* START RECORD LIST *

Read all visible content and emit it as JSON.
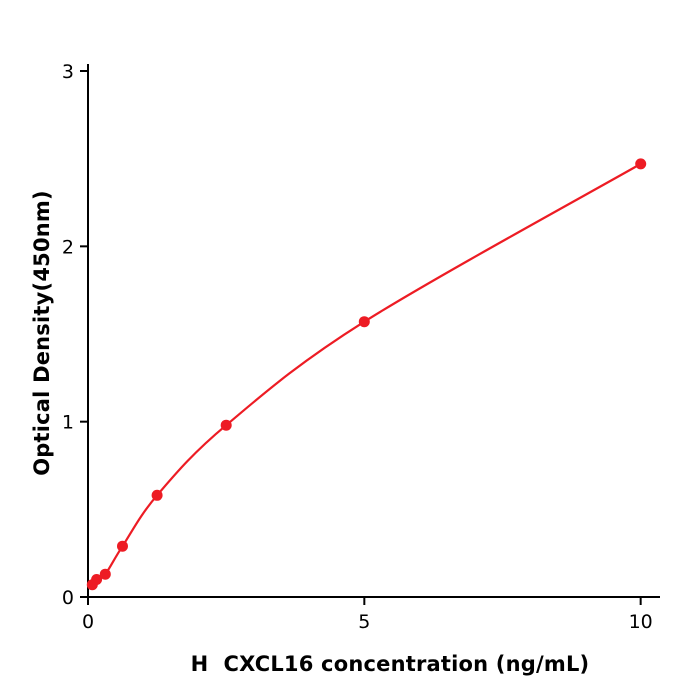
{
  "chart_data": {
    "type": "scatter",
    "title": "",
    "xlabel": "H  CXCL16 concentration (ng/mL)",
    "ylabel": "Optical Density(450nm)",
    "x": [
      0.078,
      0.156,
      0.313,
      0.625,
      1.25,
      2.5,
      5,
      10
    ],
    "y": [
      0.07,
      0.1,
      0.13,
      0.29,
      0.58,
      0.98,
      1.57,
      2.47
    ],
    "xlim": [
      0,
      10.35
    ],
    "ylim": [
      0,
      3.04
    ],
    "xticks": [
      0,
      5,
      10
    ],
    "yticks": [
      0,
      1,
      2,
      3
    ],
    "grid": false,
    "legend": "none",
    "curve": "smooth-fit-through-points",
    "point_color": "#ed1c24",
    "line_color": "#ed1c24",
    "axis_color": "#000000",
    "background": "#ffffff"
  }
}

* END RECORD LIST *

TASK OBJECTIVE
Your task is to repeat the data above exactly while excluding the pictures.

ANSWER BELOW
Read all visible content and emit it as JSON.
{
  "chart_data": {
    "type": "scatter",
    "title": "",
    "xlabel": "H  CXCL16 concentration (ng/mL)",
    "ylabel": "Optical Density(450nm)",
    "x": [
      0.078,
      0.156,
      0.313,
      0.625,
      1.25,
      2.5,
      5,
      10
    ],
    "y": [
      0.07,
      0.1,
      0.13,
      0.29,
      0.58,
      0.98,
      1.57,
      2.47
    ],
    "xlim": [
      0,
      10.35
    ],
    "ylim": [
      0,
      3.04
    ],
    "xticks": [
      0,
      5,
      10
    ],
    "yticks": [
      0,
      1,
      2,
      3
    ],
    "grid": false,
    "legend": "none",
    "curve": "smooth-fit-through-points",
    "point_color": "#ed1c24",
    "line_color": "#ed1c24",
    "axis_color": "#000000",
    "background": "#ffffff"
  }
}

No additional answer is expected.